= TASK BRIEF =
Leave out each picture. Repeat everything else in the records exactly.

= ENTRIES PROVIDED =
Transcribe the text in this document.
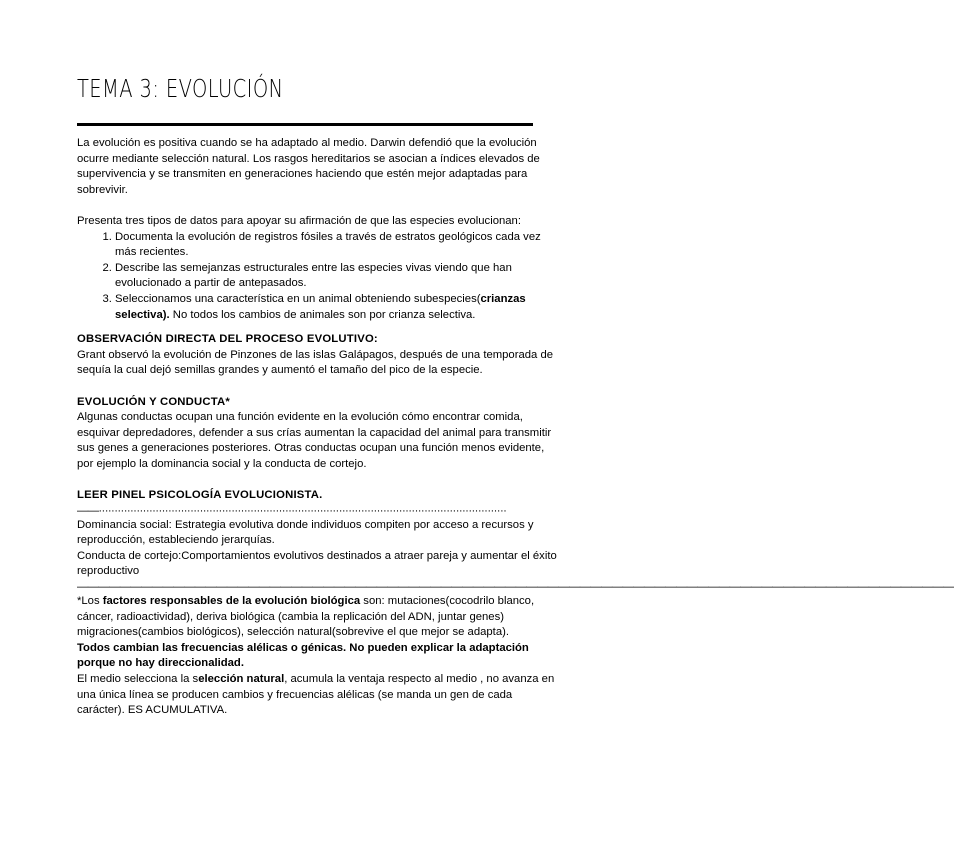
TEMA 3: EVOLUCIÓN

La evolución es positiva cuando se ha adaptado al medio. Darwin defendió que la evolución ocurre mediante selección natural. Los rasgos hereditarios se asocian a índices elevados de supervivencia y se transmiten en generaciones haciendo que estén mejor adaptadas para sobrevivir.

Presenta tres tipos de datos para apoyar su afirmación de que las especies evolucionan:

1. Documenta la evolución de registros fósiles a través de estratos geológicos cada vez más recientes.
2. Describe las semejanzas estructurales entre las especies vivas viendo que han evolucionado a partir de antepasados.
3. Seleccionamos una característica en un animal obteniendo subespecies(crianzas selectiva). No todos los cambios de animales son por crianza selectiva.

OBSERVACIÓN DIRECTA DEL PROCESO EVOLUTIVO:

Grant observó la evolución de Pinzones de las islas Galápagos, después de una temporada de sequía la cual dejó semillas grandes y aumentó el tamaño del pico de la especie.

EVOLUCIÓN Y CONDUCTA*

Algunas conductas ocupan una función evidente en la evolución cómo encontrar comida, esquivar depredadores, defender a sus crías aumentan la capacidad del animal para transmitir sus genes a generaciones posteriores. Otras conductas ocupan una función menos evidente, por ejemplo la dominancia social y la conducta de cortejo.

LEER PINEL PSICOLOGÍA EVOLUCIONISTA.

——·································································································································

Dominancia social: Estrategia evolutiva donde individuos compiten por acceso a recursos y reproducción, estableciendo jerarquías.

Conducta de cortejo:Comportamientos evolutivos destinados a atraer pareja y aumentar el éxito reproductivo

——————————————————————————————————————————————————————————————————————————————————

*Los factores responsables de la evolución biológica son: mutaciones(cocodrilo blanco, cáncer, radioactividad), deriva biológica (cambia la replicación del ADN, juntar genes) migraciones(cambios biológicos), selección natural(sobrevive el que mejor se adapta).

Todos cambian las frecuencias alélicas o génicas. No pueden explicar la adaptación porque no hay direccionalidad.

El medio selecciona la selección natural, acumula la ventaja respecto al medio , no avanza en una única línea se producen cambios y frecuencias alélicas (se manda un gen de cada carácter). ES ACUMULATIVA.
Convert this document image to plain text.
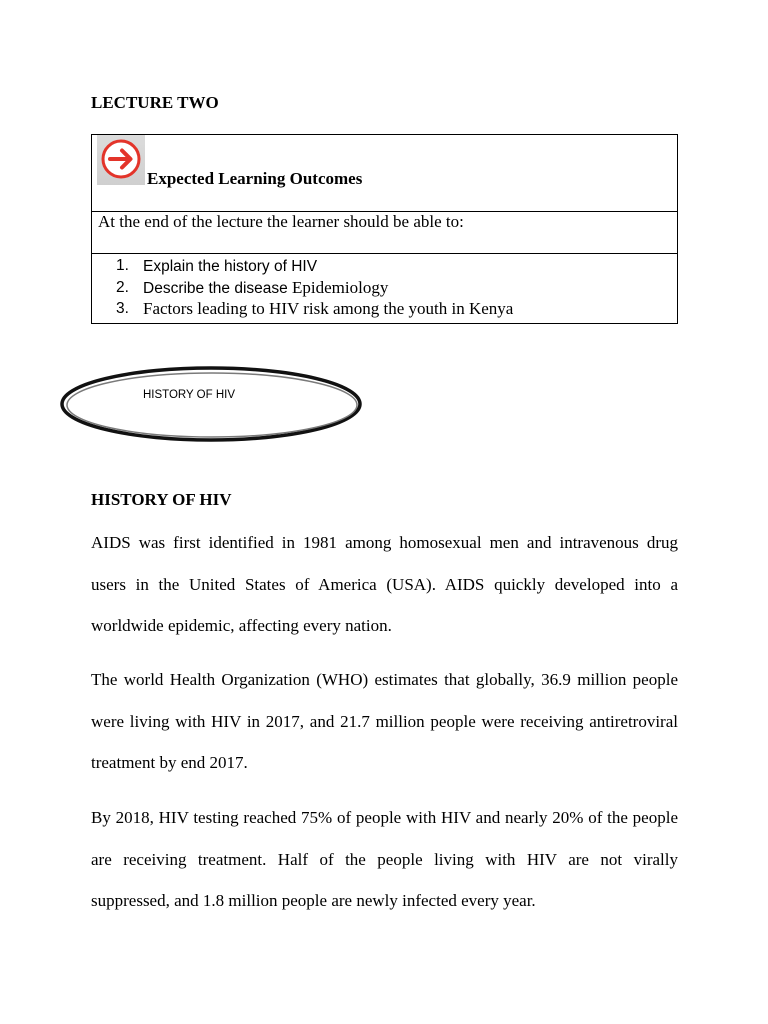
LECTURE TWO
Expected Learning Outcomes
At the end of the lecture the learner should be able to:
1. Explain the history of HIV
2. Describe the disease Epidemiology
3. Factors leading to HIV risk among the youth in Kenya
HISTORY OF HIV
HISTORY OF HIV
AIDS was first identified in 1981 among homosexual men and intravenous drug
users in the United States of America (USA). AIDS quickly developed into a
worldwide epidemic, affecting every nation.
The world Health Organization (WHO) estimates that globally, 36.9 million people
were living with HIV in 2017, and 21.7 million people were receiving antiretroviral
treatment by end 2017.
By 2018, HIV testing reached 75% of people with HIV and nearly 20% of the people
are receiving treatment. Half of the people living with HIV are not virally
suppressed, and 1.8 million people are newly infected every year.
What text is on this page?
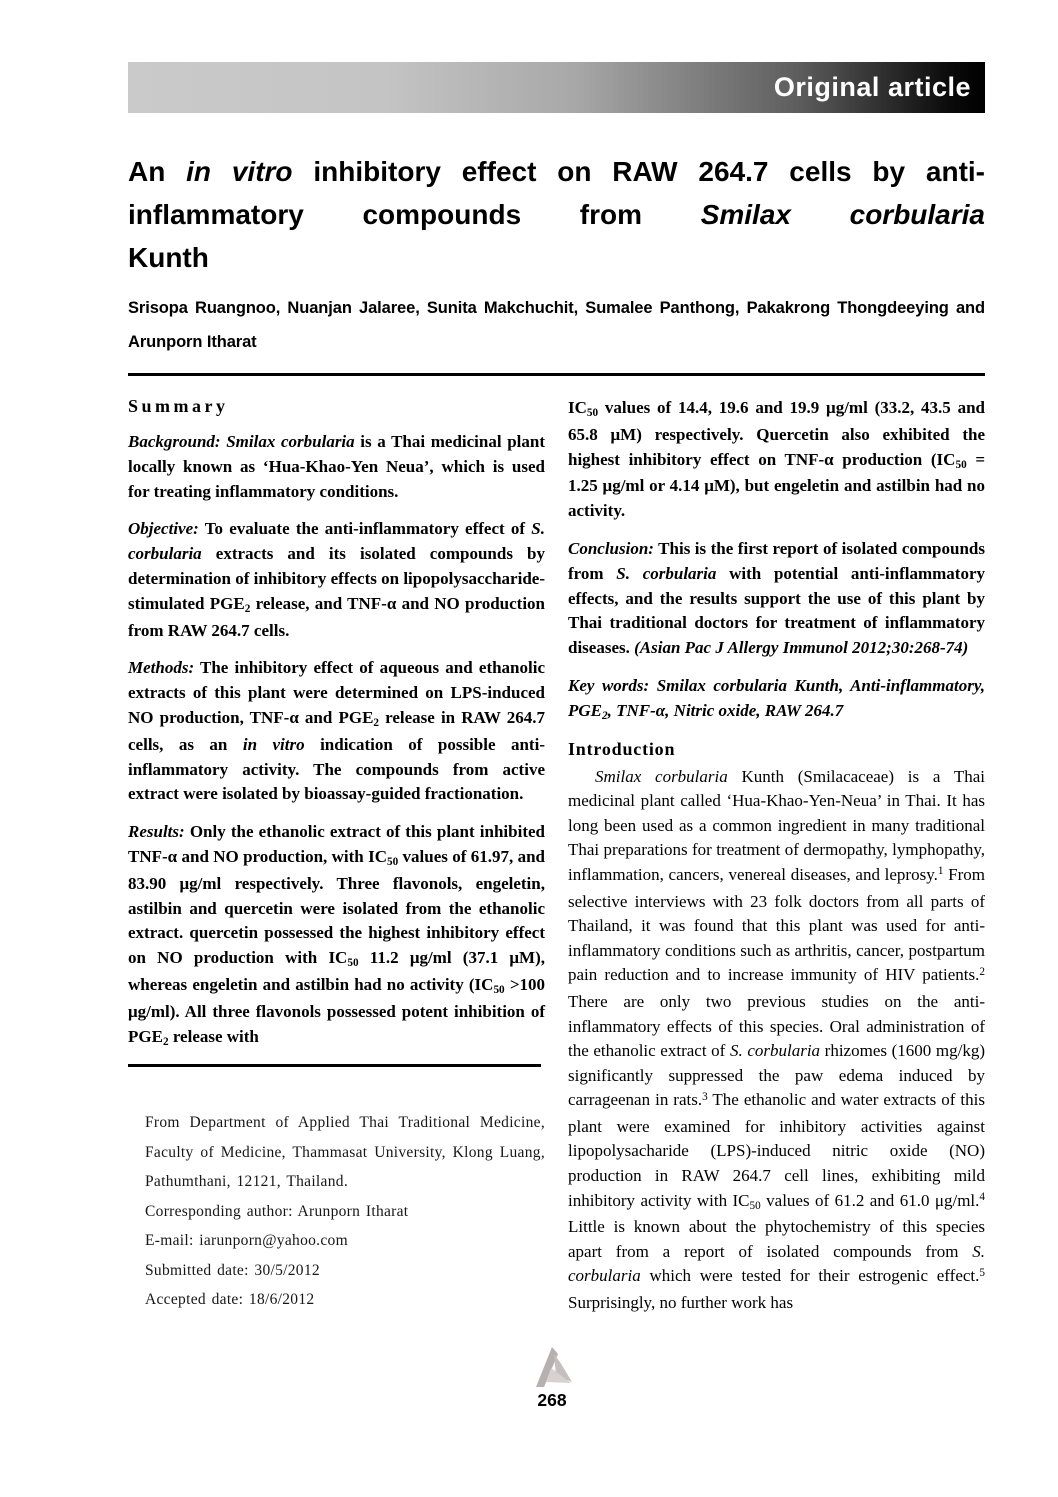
Original article
An in vitro inhibitory effect on RAW 264.7 cells by anti-
inflammatory compounds from Smilax corbularia
Kunth
Srisopa Ruangnoo, Nuanjan Jalaree, Sunita Makchuchit, Sumalee Panthong, Pakakrong Thongdeeying and Arunporn Itharat
Summary

Background: Smilax corbularia is a Thai medicinal plant locally known as ‘Hua-Khao-Yen Neua’, which is used for treating inflammatory conditions.

Objective: To evaluate the anti-inflammatory effect of S. corbularia extracts and its isolated compounds by determination of inhibitory effects on lipopolysaccharide-stimulated $PGE_2$ release, and TNF-α and NO production from RAW 264.7 cells.

Methods: The inhibitory effect of aqueous and ethanolic extracts of this plant were determined on LPS-induced NO production, TNF-α and $PGE_2$ release in RAW 264.7 cells, as an in vitro indication of possible anti-inflammatory activity. The compounds from active extract were isolated by bioassay-guided fractionation.

Results: Only the ethanolic extract of this plant inhibited TNF-α and NO production, with $IC_{50}$ values of 61.97, and 83.90 μg/ml respectively. Three flavonols, engeletin, astilbin and quercetin were isolated from the ethanolic extract. quercetin possessed the highest inhibitory effect on NO production with $IC_{50}$ 11.2 μg/ml (37.1 μM), whereas engeletin and astilbin had no activity ($IC_{50} >100$ μg/ml). All three flavonols possessed potent inhibition of $PGE_2$ release with

From Department of Applied Thai Traditional Medicine, Faculty of Medicine, Thammasat University, Klong Luang, Pathumthani, 12121, Thailand.

Corresponding author: Arunporn Itharat

E-mail: iarunporn@yahoo.com

Submitted date: 30/5/2012

Accepted date: 18/6/2012

$IC_{50}$ values of 14.4, 19.6 and 19.9 μg/ml (33.2, 43.5 and 65.8 μM) respectively. Quercetin also exhibited the highest inhibitory effect on TNF-α production ($IC_{50} = 1.25$ μg/ml or 4.14 μM), but engeletin and astilbin had no activity.

Conclusion: This is the first report of isolated compounds from S. corbularia with potential anti-inflammatory effects, and the results support the use of this plant by Thai traditional doctors for treatment of inflammatory diseases. (Asian Pac J Allergy Immunol 2012;30:268-74)

Key words: Smilax corbularia Kunth, Anti-inflammatory, $PGE_2$, TNF-α, Nitric oxide, RAW 264.7

Introduction

Smilax corbularia Kunth (Smilacaceae) is a Thai medicinal plant called ‘Hua-Khao-Yen-Neua’ in Thai. It has long been used as a common ingredient in many traditional Thai preparations for treatment of dermopathy, lymphopathy, inflammation, cancers, venereal diseases, and leprosy.$^1$ From selective interviews with 23 folk doctors from all parts of Thailand, it was found that this plant was used for anti-inflammatory conditions such as arthritis, cancer, postpartum pain reduction and to increase immunity of HIV patients.$^2$ There are only two previous studies on the anti-inflammatory effects of this species. Oral administration of the ethanolic extract of S. corbularia rhizomes (1600 mg/kg) significantly suppressed the paw edema induced by carrageenan in rats.$^3$ The ethanolic and water extracts of this plant were examined for inhibitory activities against lipopolysacharide (LPS)-induced nitric oxide (NO) production in RAW 264.7 cell lines, exhibiting mild inhibitory activity with $IC_{50}$ values of 61.2 and 61.0 μg/ml.$^4$ Little is known about the phytochemistry of this species apart from a report of isolated compounds from S. corbularia which were tested for their estrogenic effect.$^5$ Surprisingly, no further work has

268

= ANSWER FOR THE TASK =
Transcribe the text in this document.
TEMA 3: EVOLUCIÓN

La evolución es positiva cuando se ha adaptado al medio. Darwin defendió que la evolución ocurre mediante selección natural. Los rasgos hereditarios se asocian a índices elevados de supervivencia y se transmiten en generaciones haciendo que estén mejor adaptadas para sobrevivir.

Presenta tres tipos de datos para apoyar su afirmación de que las especies evolucionan:

1. Documenta la evolución de registros fósiles a través de estratos geológicos cada vez más recientes.
2. Describe las semejanzas estructurales entre las especies vivas viendo que han evolucionado a partir de antepasados.
3. Seleccionamos una característica en un animal obteniendo subespecies(crianzas selectiva). No todos los cambios de animales son por crianza selectiva.

OBSERVACIÓN DIRECTA DEL PROCESO EVOLUTIVO:

Grant observó la evolución de Pinzones de las islas Galápagos, después de una temporada de sequía la cual dejó semillas grandes y aumentó el tamaño del pico de la especie.

EVOLUCIÓN Y CONDUCTA*

Algunas conductas ocupan una función evidente en la evolución cómo encontrar comida, esquivar depredadores, defender a sus crías aumentan la capacidad del animal para transmitir sus genes a generaciones posteriores. Otras conductas ocupan una función menos evidente, por ejemplo la dominancia social y la conducta de cortejo.

LEER PINEL PSICOLOGÍA EVOLUCIONISTA.

——·································································································································

Dominancia social: Estrategia evolutiva donde individuos compiten por acceso a recursos y reproducción, estableciendo jerarquías.

Conducta de cortejo:Comportamientos evolutivos destinados a atraer pareja y aumentar el éxito reproductivo

——————————————————————————————————————————————————————————————————————————————————

*Los factores responsables de la evolución biológica son: mutaciones(cocodrilo blanco, cáncer, radioactividad), deriva biológica (cambia la replicación del ADN, juntar genes) migraciones(cambios biológicos), selección natural(sobrevive el que mejor se adapta).

Todos cambian las frecuencias alélicas o génicas. No pueden explicar la adaptación porque no hay direccionalidad.

El medio selecciona la selección natural, acumula la ventaja respecto al medio , no avanza en una única línea se producen cambios y frecuencias alélicas (se manda un gen de cada carácter). ES ACUMULATIVA.
Convert this document image to plain text.
LECTURE TWO
Expected Learning Outcomes
At the end of the lecture the learner should be able to:
1. Explain the history of HIV
2. Describe the disease Epidemiology
3. Factors leading to HIV risk among the youth in Kenya
HISTORY OF HIV
HISTORY OF HIV
AIDS was first identified in 1981 among homosexual men and intravenous drug
users in the United States of America (USA). AIDS quickly developed into a
worldwide epidemic, affecting every nation.
The world Health Organization (WHO) estimates that globally, 36.9 million people
were living with HIV in 2017, and 21.7 million people were receiving antiretroviral
treatment by end 2017.
By 2018, HIV testing reached 75% of people with HIV and nearly 20% of the people
are receiving treatment. Half of the people living with HIV are not virally
suppressed, and 1.8 million people are newly infected every year.
What text is on this page?
Original article
An in vitro inhibitory effect on RAW 264.7 cells by anti-
inflammatory compounds from Smilax corbularia
Kunth
Srisopa Ruangnoo, Nuanjan Jalaree, Sunita Makchuchit, Sumalee Panthong, Pakakrong Thongdeeying and Arunporn Itharat
Summary

Background: Smilax corbularia is a Thai medicinal plant locally known as ‘Hua-Khao-Yen Neua’, which is used for treating inflammatory conditions.

Objective: To evaluate the anti-inflammatory effect of S. corbularia extracts and its isolated compounds by determination of inhibitory effects on lipopolysaccharide-stimulated $PGE_2$ release, and TNF-α and NO production from RAW 264.7 cells.

Methods: The inhibitory effect of aqueous and ethanolic extracts of this plant were determined on LPS-induced NO production, TNF-α and $PGE_2$ release in RAW 264.7 cells, as an in vitro indication of possible anti-inflammatory activity. The compounds from active extract were isolated by bioassay-guided fractionation.

Results: Only the ethanolic extract of this plant inhibited TNF-α and NO production, with $IC_{50}$ values of 61.97, and 83.90 μg/ml respectively. Three flavonols, engeletin, astilbin and quercetin were isolated from the ethanolic extract. quercetin possessed the highest inhibitory effect on NO production with $IC_{50}$ 11.2 μg/ml (37.1 μM), whereas engeletin and astilbin had no activity ($IC_{50} >100$ μg/ml). All three flavonols possessed potent inhibition of $PGE_2$ release with

From Department of Applied Thai Traditional Medicine, Faculty of Medicine, Thammasat University, Klong Luang, Pathumthani, 12121, Thailand.

Corresponding author: Arunporn Itharat

E-mail: iarunporn@yahoo.com

Submitted date: 30/5/2012

Accepted date: 18/6/2012

$IC_{50}$ values of 14.4, 19.6 and 19.9 μg/ml (33.2, 43.5 and 65.8 μM) respectively. Quercetin also exhibited the highest inhibitory effect on TNF-α production ($IC_{50} = 1.25$ μg/ml or 4.14 μM), but engeletin and astilbin had no activity.

Conclusion: This is the first report of isolated compounds from S. corbularia with potential anti-inflammatory effects, and the results support the use of this plant by Thai traditional doctors for treatment of inflammatory diseases. (Asian Pac J Allergy Immunol 2012;30:268-74)

Key words: Smilax corbularia Kunth, Anti-inflammatory, $PGE_2$, TNF-α, Nitric oxide, RAW 264.7

Introduction

Smilax corbularia Kunth (Smilacaceae) is a Thai medicinal plant called ‘Hua-Khao-Yen-Neua’ in Thai. It has long been used as a common ingredient in many traditional Thai preparations for treatment of dermopathy, lymphopathy, inflammation, cancers, venereal diseases, and leprosy.$^1$ From selective interviews with 23 folk doctors from all parts of Thailand, it was found that this plant was used for anti-inflammatory conditions such as arthritis, cancer, postpartum pain reduction and to increase immunity of HIV patients.$^2$ There are only two previous studies on the anti-inflammatory effects of this species. Oral administration of the ethanolic extract of S. corbularia rhizomes (1600 mg/kg) significantly suppressed the paw edema induced by carrageenan in rats.$^3$ The ethanolic and water extracts of this plant were examined for inhibitory activities against lipopolysacharide (LPS)-induced nitric oxide (NO) production in RAW 264.7 cell lines, exhibiting mild inhibitory activity with $IC_{50}$ values of 61.2 and 61.0 μg/ml.$^4$ Little is known about the phytochemistry of this species apart from a report of isolated compounds from S. corbularia which were tested for their estrogenic effect.$^5$ Surprisingly, no further work has

268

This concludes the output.